• [Task description]: Below are records to be output exactly, every one of them.

• [Records for processing]:
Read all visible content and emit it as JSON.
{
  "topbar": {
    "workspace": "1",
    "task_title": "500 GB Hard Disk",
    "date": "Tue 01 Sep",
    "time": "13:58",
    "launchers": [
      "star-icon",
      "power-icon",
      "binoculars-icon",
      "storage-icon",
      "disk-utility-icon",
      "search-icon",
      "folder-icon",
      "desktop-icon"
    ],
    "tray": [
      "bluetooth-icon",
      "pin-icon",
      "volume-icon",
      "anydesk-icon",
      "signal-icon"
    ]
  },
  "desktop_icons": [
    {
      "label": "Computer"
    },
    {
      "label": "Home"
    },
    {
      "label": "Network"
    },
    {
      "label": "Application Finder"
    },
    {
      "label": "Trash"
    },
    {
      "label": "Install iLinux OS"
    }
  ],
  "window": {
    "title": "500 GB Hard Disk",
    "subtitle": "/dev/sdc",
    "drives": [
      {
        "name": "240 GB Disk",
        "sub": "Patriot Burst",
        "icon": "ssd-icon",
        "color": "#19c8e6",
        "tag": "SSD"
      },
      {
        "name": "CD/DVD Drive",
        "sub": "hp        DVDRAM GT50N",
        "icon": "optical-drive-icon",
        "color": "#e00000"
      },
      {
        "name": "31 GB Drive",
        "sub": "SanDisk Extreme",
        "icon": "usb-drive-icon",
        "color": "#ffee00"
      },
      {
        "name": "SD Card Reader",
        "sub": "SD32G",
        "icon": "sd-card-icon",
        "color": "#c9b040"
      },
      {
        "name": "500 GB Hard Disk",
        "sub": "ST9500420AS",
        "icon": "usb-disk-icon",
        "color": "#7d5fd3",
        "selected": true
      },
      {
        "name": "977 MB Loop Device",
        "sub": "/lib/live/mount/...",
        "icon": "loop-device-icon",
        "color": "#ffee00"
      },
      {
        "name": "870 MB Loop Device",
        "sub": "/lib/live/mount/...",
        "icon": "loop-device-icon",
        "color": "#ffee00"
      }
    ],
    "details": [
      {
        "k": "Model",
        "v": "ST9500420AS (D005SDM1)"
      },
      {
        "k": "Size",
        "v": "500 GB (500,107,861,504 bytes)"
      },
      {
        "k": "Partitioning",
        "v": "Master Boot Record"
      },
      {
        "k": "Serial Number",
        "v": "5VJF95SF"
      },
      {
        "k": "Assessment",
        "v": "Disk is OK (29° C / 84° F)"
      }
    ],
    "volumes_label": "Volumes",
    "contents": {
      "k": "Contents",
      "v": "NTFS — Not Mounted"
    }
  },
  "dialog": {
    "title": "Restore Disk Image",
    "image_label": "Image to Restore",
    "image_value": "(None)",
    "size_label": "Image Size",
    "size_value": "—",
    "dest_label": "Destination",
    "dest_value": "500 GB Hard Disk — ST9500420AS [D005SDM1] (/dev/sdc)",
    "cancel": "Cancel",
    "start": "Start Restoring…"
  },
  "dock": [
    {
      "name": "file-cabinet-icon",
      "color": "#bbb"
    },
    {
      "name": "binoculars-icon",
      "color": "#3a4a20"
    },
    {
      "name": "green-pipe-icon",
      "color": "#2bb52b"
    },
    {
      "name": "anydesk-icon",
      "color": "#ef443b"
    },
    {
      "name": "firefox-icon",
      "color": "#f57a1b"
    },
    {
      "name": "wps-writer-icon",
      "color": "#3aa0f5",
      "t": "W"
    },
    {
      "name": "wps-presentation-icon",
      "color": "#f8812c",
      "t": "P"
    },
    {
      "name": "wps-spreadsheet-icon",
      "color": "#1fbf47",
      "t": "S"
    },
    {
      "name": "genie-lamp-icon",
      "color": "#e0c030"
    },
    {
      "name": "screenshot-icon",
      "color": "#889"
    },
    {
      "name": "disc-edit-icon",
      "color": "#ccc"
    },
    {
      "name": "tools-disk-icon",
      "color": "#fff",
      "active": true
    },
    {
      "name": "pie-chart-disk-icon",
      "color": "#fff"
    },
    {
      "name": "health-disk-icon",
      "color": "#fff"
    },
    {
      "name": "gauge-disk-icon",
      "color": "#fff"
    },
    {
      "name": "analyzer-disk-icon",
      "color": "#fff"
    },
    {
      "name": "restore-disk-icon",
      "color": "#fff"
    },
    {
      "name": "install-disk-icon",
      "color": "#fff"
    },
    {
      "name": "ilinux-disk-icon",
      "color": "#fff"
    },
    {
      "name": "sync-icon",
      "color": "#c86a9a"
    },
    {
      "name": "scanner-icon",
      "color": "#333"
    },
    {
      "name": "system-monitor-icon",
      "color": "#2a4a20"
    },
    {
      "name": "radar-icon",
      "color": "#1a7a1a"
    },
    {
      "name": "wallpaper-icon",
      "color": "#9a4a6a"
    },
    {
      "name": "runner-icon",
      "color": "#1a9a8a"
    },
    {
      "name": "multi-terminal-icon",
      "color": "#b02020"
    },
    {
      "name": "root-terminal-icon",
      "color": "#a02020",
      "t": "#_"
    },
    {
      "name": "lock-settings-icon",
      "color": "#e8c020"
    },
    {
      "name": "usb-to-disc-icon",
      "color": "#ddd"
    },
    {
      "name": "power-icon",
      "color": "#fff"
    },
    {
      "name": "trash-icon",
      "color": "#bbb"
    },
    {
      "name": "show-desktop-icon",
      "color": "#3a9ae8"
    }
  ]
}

• [Exercise response]:
Read all visible content and emit it as JSON.
{
  "topbar": {
    "workspace": "1",
    "task_title": "500 GB Hard Disk",
    "date": "Tue 01 Sep",
    "time": "13:58",
    "launchers": [
      "star-icon",
      "power-icon",
      "binoculars-icon",
      "storage-icon",
      "disk-utility-icon",
      "search-icon",
      "folder-icon",
      "desktop-icon"
    ],
    "tray": [
      "bluetooth-icon",
      "pin-icon",
      "volume-icon",
      "anydesk-icon",
      "signal-icon"
    ]
  },
  "desktop_icons": [
    {
      "label": "Computer"
    },
    {
      "label": "Home"
    },
    {
      "label": "Network"
    },
    {
      "label": "Application Finder"
    },
    {
      "label": "Trash"
    },
    {
      "label": "Install iLinux OS"
    }
  ],
  "window": {
    "title": "500 GB Hard Disk",
    "subtitle": "/dev/sdc",
    "drives": [
      {
        "name": "240 GB Disk",
        "sub": "Patriot Burst",
        "icon": "ssd-icon",
        "color": "#19c8e6",
        "tag": "SSD"
      },
      {
        "name": "CD/DVD Drive",
        "sub": "hp        DVDRAM GT50N",
        "icon": "optical-drive-icon",
        "color": "#e00000"
      },
      {
        "name": "31 GB Drive",
        "sub": "SanDisk Extreme",
        "icon": "usb-drive-icon",
        "color": "#ffee00"
      },
      {
        "name": "SD Card Reader",
        "sub": "SD32G",
        "icon": "sd-card-icon",
        "color": "#c9b040"
      },
      {
        "name": "500 GB Hard Disk",
        "sub": "ST9500420AS",
        "icon": "usb-disk-icon",
        "color": "#7d5fd3",
        "selected": true
      },
      {
        "name": "977 MB Loop Device",
        "sub": "/lib/live/mount/...",
        "icon": "loop-device-icon",
        "color": "#ffee00"
      },
      {
        "name": "870 MB Loop Device",
        "sub": "/lib/live/mount/...",
        "icon": "loop-device-icon",
        "color": "#ffee00"
      }
    ],
    "details": [
      {
        "k": "Model",
        "v": "ST9500420AS (D005SDM1)"
      },
      {
        "k": "Size",
        "v": "500 GB (500,107,861,504 bytes)"
      },
      {
        "k": "Partitioning",
        "v": "Master Boot Record"
      },
      {
        "k": "Serial Number",
        "v": "5VJF95SF"
      },
      {
        "k": "Assessment",
        "v": "Disk is OK (29° C / 84° F)"
      }
    ],
    "volumes_label": "Volumes",
    "contents": {
      "k": "Contents",
      "v": "NTFS — Not Mounted"
    }
  },
  "dialog": {
    "title": "Restore Disk Image",
    "image_label": "Image to Restore",
    "image_value": "(None)",
    "size_label": "Image Size",
    "size_value": "—",
    "dest_label": "Destination",
    "dest_value": "500 GB Hard Disk — ST9500420AS [D005SDM1] (/dev/sdc)",
    "cancel": "Cancel",
    "start": "Start Restoring…"
  },
  "dock": [
    {
      "name": "file-cabinet-icon",
      "color": "#bbb"
    },
    {
      "name": "binoculars-icon",
      "color": "#3a4a20"
    },
    {
      "name": "green-pipe-icon",
      "color": "#2bb52b"
    },
    {
      "name": "anydesk-icon",
      "color": "#ef443b"
    },
    {
      "name": "firefox-icon",
      "color": "#f57a1b"
    },
    {
      "name": "wps-writer-icon",
      "color": "#3aa0f5",
      "t": "W"
    },
    {
      "name": "wps-presentation-icon",
      "color": "#f8812c",
      "t": "P"
    },
    {
      "name": "wps-spreadsheet-icon",
      "color": "#1fbf47",
      "t": "S"
    },
    {
      "name": "genie-lamp-icon",
      "color": "#e0c030"
    },
    {
      "name": "screenshot-icon",
      "color": "#889"
    },
    {
      "name": "disc-edit-icon",
      "color": "#ccc"
    },
    {
      "name": "tools-disk-icon",
      "color": "#fff",
      "active": true
    },
    {
      "name": "pie-chart-disk-icon",
      "color": "#fff"
    },
    {
      "name": "health-disk-icon",
      "color": "#fff"
    },
    {
      "name": "gauge-disk-icon",
      "color": "#fff"
    },
    {
      "name": "analyzer-disk-icon",
      "color": "#fff"
    },
    {
      "name": "restore-disk-icon",
      "color": "#fff"
    },
    {
      "name": "install-disk-icon",
      "color": "#fff"
    },
    {
      "name": "ilinux-disk-icon",
      "color": "#fff"
    },
    {
      "name": "sync-icon",
      "color": "#c86a9a"
    },
    {
      "name": "scanner-icon",
      "color": "#333"
    },
    {
      "name": "system-monitor-icon",
      "color": "#2a4a20"
    },
    {
      "name": "radar-icon",
      "color": "#1a7a1a"
    },
    {
      "name": "wallpaper-icon",
      "color": "#9a4a6a"
    },
    {
      "name": "runner-icon",
      "color": "#1a9a8a"
    },
    {
      "name": "multi-terminal-icon",
      "color": "#b02020"
    },
    {
      "name": "root-terminal-icon",
      "color": "#a02020",
      "t": "#_"
    },
    {
      "name": "lock-settings-icon",
      "color": "#e8c020"
    },
    {
      "name": "usb-to-disc-icon",
      "color": "#ddd"
    },
    {
      "name": "power-icon",
      "color": "#fff"
    },
    {
      "name": "trash-icon",
      "color": "#bbb"
    },
    {
      "name": "show-desktop-icon",
      "color": "#3a9ae8"
    }
  ]
}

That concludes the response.